Would you retype all of these records exactly?

******

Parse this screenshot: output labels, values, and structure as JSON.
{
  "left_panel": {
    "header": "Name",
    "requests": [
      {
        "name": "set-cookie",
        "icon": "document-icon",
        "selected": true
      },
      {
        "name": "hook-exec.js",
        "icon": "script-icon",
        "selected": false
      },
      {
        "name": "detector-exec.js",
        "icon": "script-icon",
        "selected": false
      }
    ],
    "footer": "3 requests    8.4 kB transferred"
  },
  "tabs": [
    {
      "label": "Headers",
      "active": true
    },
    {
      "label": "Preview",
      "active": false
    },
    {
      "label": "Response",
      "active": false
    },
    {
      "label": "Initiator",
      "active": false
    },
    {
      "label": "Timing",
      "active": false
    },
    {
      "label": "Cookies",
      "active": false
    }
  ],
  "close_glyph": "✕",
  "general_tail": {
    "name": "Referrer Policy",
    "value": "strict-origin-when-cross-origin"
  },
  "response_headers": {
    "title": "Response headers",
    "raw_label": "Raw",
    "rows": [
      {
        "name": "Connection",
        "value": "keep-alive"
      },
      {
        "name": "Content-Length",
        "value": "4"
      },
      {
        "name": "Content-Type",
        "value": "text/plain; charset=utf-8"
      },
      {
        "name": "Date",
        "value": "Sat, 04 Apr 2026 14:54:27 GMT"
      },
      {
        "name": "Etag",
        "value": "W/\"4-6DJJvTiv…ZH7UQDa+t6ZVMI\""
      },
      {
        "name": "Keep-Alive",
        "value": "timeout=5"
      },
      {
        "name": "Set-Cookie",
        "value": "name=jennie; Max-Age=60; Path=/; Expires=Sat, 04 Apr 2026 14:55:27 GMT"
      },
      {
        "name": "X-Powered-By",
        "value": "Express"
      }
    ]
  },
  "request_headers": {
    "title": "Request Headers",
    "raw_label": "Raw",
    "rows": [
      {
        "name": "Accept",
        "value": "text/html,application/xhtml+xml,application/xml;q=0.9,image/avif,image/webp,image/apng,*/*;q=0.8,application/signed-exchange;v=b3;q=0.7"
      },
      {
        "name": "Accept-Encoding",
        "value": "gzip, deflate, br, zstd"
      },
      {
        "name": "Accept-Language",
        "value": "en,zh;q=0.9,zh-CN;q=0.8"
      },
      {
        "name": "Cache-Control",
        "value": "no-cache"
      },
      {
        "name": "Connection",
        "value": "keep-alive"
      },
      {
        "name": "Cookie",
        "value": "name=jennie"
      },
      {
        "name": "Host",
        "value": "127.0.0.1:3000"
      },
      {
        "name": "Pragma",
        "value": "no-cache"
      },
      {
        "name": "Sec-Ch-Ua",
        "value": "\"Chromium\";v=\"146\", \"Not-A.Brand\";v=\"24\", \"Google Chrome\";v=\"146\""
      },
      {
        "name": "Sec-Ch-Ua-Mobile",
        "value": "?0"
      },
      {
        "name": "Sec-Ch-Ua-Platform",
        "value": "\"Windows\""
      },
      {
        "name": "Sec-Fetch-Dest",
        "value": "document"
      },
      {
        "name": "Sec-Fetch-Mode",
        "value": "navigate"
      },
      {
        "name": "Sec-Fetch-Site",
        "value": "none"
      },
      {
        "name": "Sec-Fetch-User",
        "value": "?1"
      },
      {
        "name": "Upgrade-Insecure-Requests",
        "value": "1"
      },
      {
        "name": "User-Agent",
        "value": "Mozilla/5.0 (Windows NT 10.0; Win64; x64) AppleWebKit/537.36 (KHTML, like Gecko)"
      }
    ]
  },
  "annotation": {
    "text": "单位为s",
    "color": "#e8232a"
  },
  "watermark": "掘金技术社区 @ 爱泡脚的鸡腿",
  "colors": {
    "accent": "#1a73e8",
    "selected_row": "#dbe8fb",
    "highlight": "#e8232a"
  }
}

******

**Answer to the exercise**
Parse this screenshot: output labels, values, and structure as JSON.
{
  "left_panel": {
    "header": "Name",
    "requests": [
      {
        "name": "set-cookie",
        "icon": "document-icon",
        "selected": true
      },
      {
        "name": "hook-exec.js",
        "icon": "script-icon",
        "selected": false
      },
      {
        "name": "detector-exec.js",
        "icon": "script-icon",
        "selected": false
      }
    ],
    "footer": "3 requests    8.4 kB transferred"
  },
  "tabs": [
    {
      "label": "Headers",
      "active": true
    },
    {
      "label": "Preview",
      "active": false
    },
    {
      "label": "Response",
      "active": false
    },
    {
      "label": "Initiator",
      "active": false
    },
    {
      "label": "Timing",
      "active": false
    },
    {
      "label": "Cookies",
      "active": false
    }
  ],
  "close_glyph": "✕",
  "general_tail": {
    "name": "Referrer Policy",
    "value": "strict-origin-when-cross-origin"
  },
  "response_headers": {
    "title": "Response headers",
    "raw_label": "Raw",
    "rows": [
      {
        "name": "Connection",
        "value": "keep-alive"
      },
      {
        "name": "Content-Length",
        "value": "4"
      },
      {
        "name": "Content-Type",
        "value": "text/plain; charset=utf-8"
      },
      {
        "name": "Date",
        "value": "Sat, 04 Apr 2026 14:54:27 GMT"
      },
      {
        "name": "Etag",
        "value": "W/\"4-6DJJvTiv…ZH7UQDa+t6ZVMI\""
      },
      {
        "name": "Keep-Alive",
        "value": "timeout=5"
      },
      {
        "name": "Set-Cookie",
        "value": "name=jennie; Max-Age=60; Path=/; Expires=Sat, 04 Apr 2026 14:55:27 GMT"
      },
      {
        "name": "X-Powered-By",
        "value": "Express"
      }
    ]
  },
  "request_headers": {
    "title": "Request Headers",
    "raw_label": "Raw",
    "rows": [
      {
        "name": "Accept",
        "value": "text/html,application/xhtml+xml,application/xml;q=0.9,image/avif,image/webp,image/apng,*/*;q=0.8,application/signed-exchange;v=b3;q=0.7"
      },
      {
        "name": "Accept-Encoding",
        "value": "gzip, deflate, br, zstd"
      },
      {
        "name": "Accept-Language",
        "value": "en,zh;q=0.9,zh-CN;q=0.8"
      },
      {
        "name": "Cache-Control",
        "value": "no-cache"
      },
      {
        "name": "Connection",
        "value": "keep-alive"
      },
      {
        "name": "Cookie",
        "value": "name=jennie"
      },
      {
        "name": "Host",
        "value": "127.0.0.1:3000"
      },
      {
        "name": "Pragma",
        "value": "no-cache"
      },
      {
        "name": "Sec-Ch-Ua",
        "value": "\"Chromium\";v=\"146\", \"Not-A.Brand\";v=\"24\", \"Google Chrome\";v=\"146\""
      },
      {
        "name": "Sec-Ch-Ua-Mobile",
        "value": "?0"
      },
      {
        "name": "Sec-Ch-Ua-Platform",
        "value": "\"Windows\""
      },
      {
        "name": "Sec-Fetch-Dest",
        "value": "document"
      },
      {
        "name": "Sec-Fetch-Mode",
        "value": "navigate"
      },
      {
        "name": "Sec-Fetch-Site",
        "value": "none"
      },
      {
        "name": "Sec-Fetch-User",
        "value": "?1"
      },
      {
        "name": "Upgrade-Insecure-Requests",
        "value": "1"
      },
      {
        "name": "User-Agent",
        "value": "Mozilla/5.0 (Windows NT 10.0; Win64; x64) AppleWebKit/537.36 (KHTML, like Gecko)"
      }
    ]
  },
  "annotation": {
    "text": "单位为s",
    "color": "#e8232a"
  },
  "watermark": "掘金技术社区 @ 爱泡脚的鸡腿",
  "colors": {
    "accent": "#1a73e8",
    "selected_row": "#dbe8fb",
    "highlight": "#e8232a"
  }
}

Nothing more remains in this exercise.